__Your task__
Starting with the line containing "request-action-button[interactable]: 2 Αίτηση" and going on through the line containing "globe-people-icon[interactable]: ◍ <box>17", convert those lines of the material into a numbered list and leave out any blank lines.

** Start **

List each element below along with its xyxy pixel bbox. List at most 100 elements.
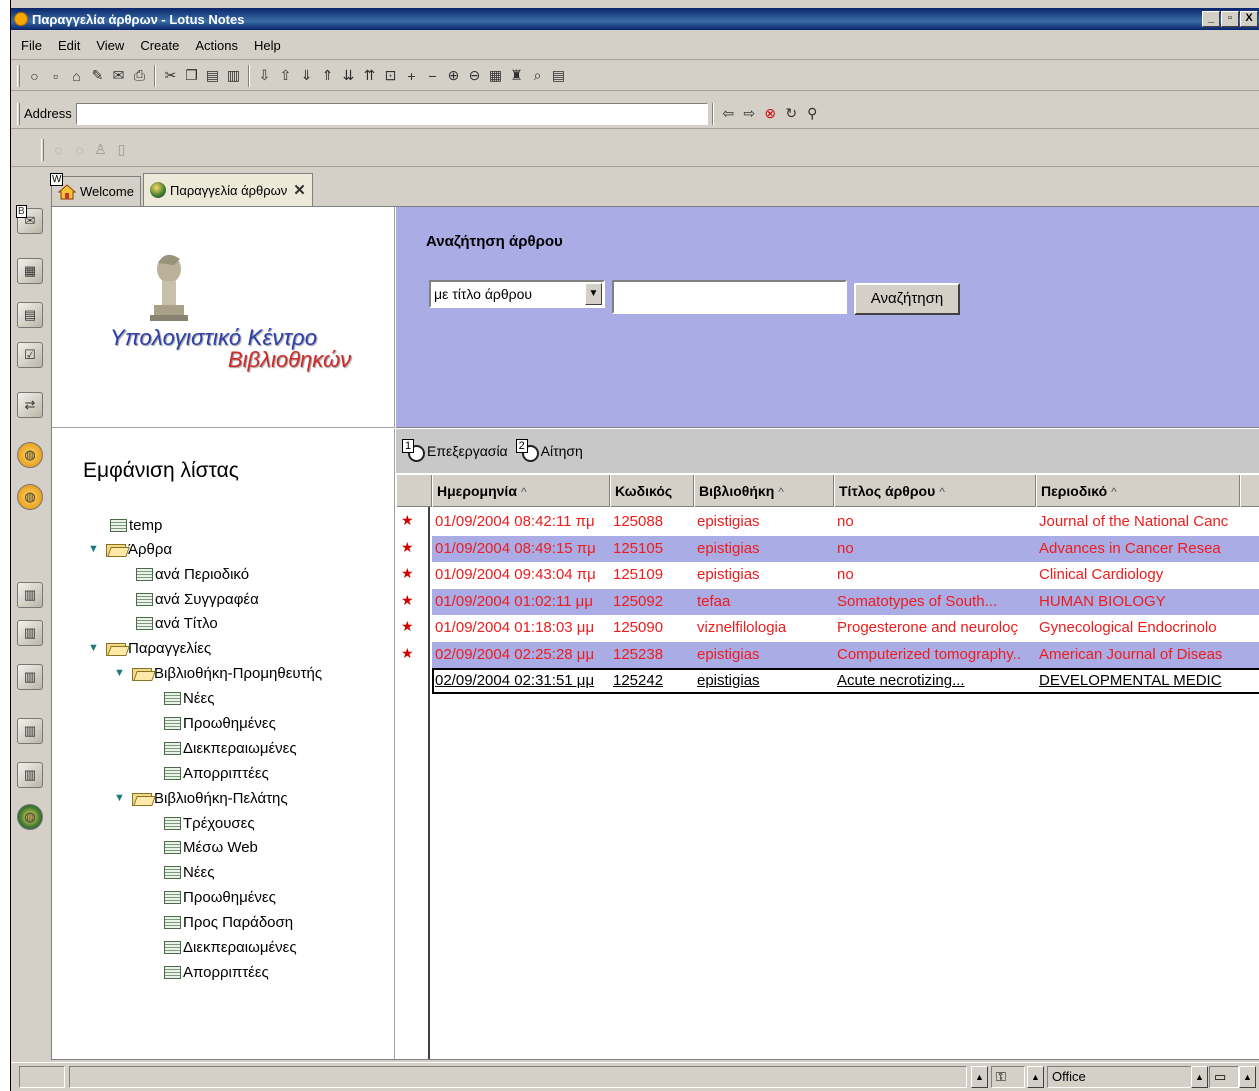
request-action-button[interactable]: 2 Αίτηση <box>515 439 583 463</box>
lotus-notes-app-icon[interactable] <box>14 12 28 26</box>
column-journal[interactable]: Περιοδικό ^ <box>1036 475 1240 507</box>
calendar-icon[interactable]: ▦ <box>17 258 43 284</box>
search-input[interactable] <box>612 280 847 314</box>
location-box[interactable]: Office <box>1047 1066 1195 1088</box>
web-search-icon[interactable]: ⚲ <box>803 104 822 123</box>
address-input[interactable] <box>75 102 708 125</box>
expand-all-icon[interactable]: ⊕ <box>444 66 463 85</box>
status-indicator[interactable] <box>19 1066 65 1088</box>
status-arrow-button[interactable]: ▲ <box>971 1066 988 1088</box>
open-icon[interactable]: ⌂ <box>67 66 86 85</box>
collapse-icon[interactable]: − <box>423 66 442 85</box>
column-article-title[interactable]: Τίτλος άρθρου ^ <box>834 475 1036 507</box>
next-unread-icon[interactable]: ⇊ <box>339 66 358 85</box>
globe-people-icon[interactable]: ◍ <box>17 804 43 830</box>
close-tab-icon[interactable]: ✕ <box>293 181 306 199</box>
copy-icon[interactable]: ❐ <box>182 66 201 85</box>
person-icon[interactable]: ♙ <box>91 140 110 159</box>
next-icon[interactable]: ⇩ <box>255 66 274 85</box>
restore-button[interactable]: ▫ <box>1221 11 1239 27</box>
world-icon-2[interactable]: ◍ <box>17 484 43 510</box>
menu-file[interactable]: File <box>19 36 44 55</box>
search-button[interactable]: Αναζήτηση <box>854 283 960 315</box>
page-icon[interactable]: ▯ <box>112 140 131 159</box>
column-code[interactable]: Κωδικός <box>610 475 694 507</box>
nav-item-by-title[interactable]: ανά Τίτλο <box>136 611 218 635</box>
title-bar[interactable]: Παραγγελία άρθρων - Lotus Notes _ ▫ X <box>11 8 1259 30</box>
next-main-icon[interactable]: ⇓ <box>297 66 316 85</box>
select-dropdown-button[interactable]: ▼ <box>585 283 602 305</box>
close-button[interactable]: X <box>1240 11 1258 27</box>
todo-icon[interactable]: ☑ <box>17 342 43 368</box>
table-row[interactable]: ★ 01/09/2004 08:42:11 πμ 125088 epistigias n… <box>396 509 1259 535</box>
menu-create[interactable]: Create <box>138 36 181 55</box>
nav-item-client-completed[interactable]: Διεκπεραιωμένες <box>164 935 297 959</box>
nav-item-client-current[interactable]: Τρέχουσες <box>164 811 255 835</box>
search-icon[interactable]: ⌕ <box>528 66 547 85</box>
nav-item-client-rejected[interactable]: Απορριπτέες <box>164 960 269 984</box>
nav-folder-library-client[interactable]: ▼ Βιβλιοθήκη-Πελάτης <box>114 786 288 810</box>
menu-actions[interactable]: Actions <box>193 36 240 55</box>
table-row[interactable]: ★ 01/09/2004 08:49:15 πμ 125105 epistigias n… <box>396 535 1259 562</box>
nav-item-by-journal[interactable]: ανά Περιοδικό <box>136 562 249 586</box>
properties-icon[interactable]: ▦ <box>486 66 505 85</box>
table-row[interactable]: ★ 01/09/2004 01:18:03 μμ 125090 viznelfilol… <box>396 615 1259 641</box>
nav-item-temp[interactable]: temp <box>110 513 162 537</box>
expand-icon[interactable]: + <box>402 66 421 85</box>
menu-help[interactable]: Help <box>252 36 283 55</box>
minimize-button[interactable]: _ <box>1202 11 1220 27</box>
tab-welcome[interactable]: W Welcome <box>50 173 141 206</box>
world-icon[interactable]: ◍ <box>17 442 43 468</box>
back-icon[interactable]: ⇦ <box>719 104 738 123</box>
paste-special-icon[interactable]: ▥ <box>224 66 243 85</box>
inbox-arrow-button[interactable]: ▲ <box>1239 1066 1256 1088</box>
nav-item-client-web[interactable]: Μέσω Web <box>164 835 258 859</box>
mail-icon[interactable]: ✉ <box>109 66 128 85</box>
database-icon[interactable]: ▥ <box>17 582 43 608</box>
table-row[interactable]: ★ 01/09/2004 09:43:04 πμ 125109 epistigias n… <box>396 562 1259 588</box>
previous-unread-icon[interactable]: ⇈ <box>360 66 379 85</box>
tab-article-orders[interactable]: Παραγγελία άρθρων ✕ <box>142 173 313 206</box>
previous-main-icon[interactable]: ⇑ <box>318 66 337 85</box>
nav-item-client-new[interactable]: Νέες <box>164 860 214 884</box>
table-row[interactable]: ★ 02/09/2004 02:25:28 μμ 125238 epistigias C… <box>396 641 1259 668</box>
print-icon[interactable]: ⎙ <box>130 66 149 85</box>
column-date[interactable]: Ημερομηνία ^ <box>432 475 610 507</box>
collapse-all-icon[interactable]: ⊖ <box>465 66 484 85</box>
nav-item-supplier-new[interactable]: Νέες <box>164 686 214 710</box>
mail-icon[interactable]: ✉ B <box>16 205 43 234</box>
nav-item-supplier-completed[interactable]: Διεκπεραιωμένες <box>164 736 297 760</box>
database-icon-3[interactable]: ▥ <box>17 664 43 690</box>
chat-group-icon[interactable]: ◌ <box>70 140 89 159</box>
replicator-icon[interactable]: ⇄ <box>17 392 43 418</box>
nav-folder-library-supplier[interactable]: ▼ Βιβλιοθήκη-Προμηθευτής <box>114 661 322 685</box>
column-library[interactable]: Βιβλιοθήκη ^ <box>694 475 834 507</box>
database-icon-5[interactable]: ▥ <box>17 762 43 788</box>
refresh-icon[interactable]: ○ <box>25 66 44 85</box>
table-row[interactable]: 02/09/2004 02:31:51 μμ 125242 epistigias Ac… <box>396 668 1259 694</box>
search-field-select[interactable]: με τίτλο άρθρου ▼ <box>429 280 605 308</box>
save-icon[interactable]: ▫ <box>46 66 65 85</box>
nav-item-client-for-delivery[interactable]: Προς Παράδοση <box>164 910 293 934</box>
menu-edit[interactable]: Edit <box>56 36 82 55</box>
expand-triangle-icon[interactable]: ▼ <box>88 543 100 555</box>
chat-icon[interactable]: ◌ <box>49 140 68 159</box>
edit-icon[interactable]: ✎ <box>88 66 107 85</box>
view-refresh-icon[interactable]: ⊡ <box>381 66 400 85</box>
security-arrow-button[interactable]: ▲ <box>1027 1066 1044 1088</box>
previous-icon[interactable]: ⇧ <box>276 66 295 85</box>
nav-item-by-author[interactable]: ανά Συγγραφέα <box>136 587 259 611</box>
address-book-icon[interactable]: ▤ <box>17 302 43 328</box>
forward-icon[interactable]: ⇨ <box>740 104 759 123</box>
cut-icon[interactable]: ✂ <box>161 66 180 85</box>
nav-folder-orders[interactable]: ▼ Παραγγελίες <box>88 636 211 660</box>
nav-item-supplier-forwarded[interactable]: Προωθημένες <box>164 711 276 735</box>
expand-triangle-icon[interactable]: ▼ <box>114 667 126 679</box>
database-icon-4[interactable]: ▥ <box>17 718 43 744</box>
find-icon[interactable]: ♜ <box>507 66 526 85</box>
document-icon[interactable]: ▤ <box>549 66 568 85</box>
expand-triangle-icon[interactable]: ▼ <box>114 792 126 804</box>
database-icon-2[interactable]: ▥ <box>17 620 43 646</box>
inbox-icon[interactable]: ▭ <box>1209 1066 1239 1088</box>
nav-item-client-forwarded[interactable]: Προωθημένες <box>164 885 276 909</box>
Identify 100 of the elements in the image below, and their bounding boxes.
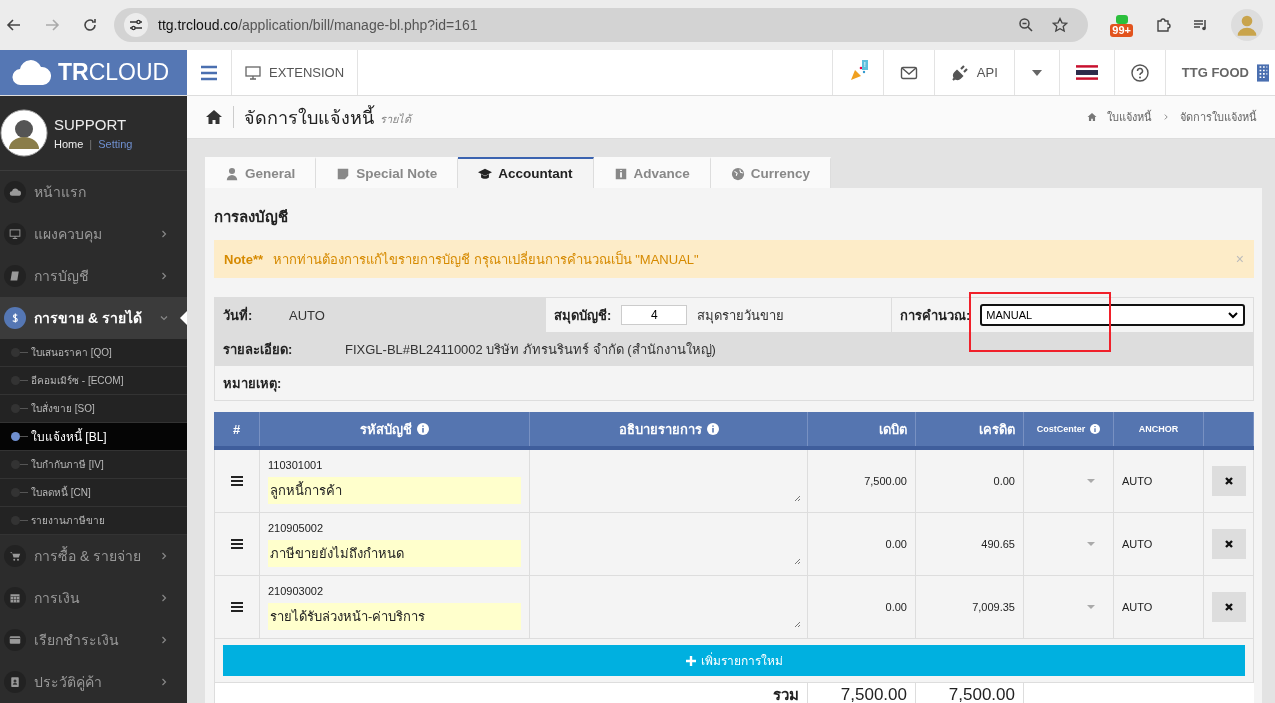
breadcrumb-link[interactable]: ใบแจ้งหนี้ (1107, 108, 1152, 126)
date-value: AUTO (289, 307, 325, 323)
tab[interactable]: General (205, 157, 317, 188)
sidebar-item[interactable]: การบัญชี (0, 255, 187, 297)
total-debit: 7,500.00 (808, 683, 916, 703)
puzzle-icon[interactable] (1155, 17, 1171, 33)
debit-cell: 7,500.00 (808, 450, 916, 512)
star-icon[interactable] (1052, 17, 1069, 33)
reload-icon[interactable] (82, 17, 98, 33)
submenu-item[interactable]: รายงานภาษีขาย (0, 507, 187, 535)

** End **

__The completed task__
1. request-action-button[interactable]: 2 Αίτηση <box>515 439 583 463</box>
2. lotus-notes-app-icon[interactable] <box>14 12 28 26</box>
3. column-journal[interactable]: Περιοδικό ^ <box>1036 475 1240 507</box>
4. calendar-icon[interactable]: ▦ <box>17 258 43 284</box>
5. search-input[interactable] <box>612 280 847 314</box>
6. location-box[interactable]: Office <box>1047 1066 1195 1088</box>
7. web-search-icon[interactable]: ⚲ <box>803 104 822 123</box>
8. address-input[interactable] <box>75 102 708 125</box>
9. expand-all-icon[interactable]: ⊕ <box>444 66 463 85</box>
10. status-indicator[interactable] <box>19 1066 65 1088</box>
11. status-arrow-button[interactable]: ▲ <box>971 1066 988 1088</box>
12. open-icon[interactable]: ⌂ <box>67 66 86 85</box>
13. collapse-icon[interactable]: − <box>423 66 442 85</box>
14. column-article-title[interactable]: Τίτλος άρθρου ^ <box>834 475 1036 507</box>
15. next-unread-icon[interactable]: ⇊ <box>339 66 358 85</box>
16. globe-people-icon[interactable]: ◍ <box>17 804 43 830</box>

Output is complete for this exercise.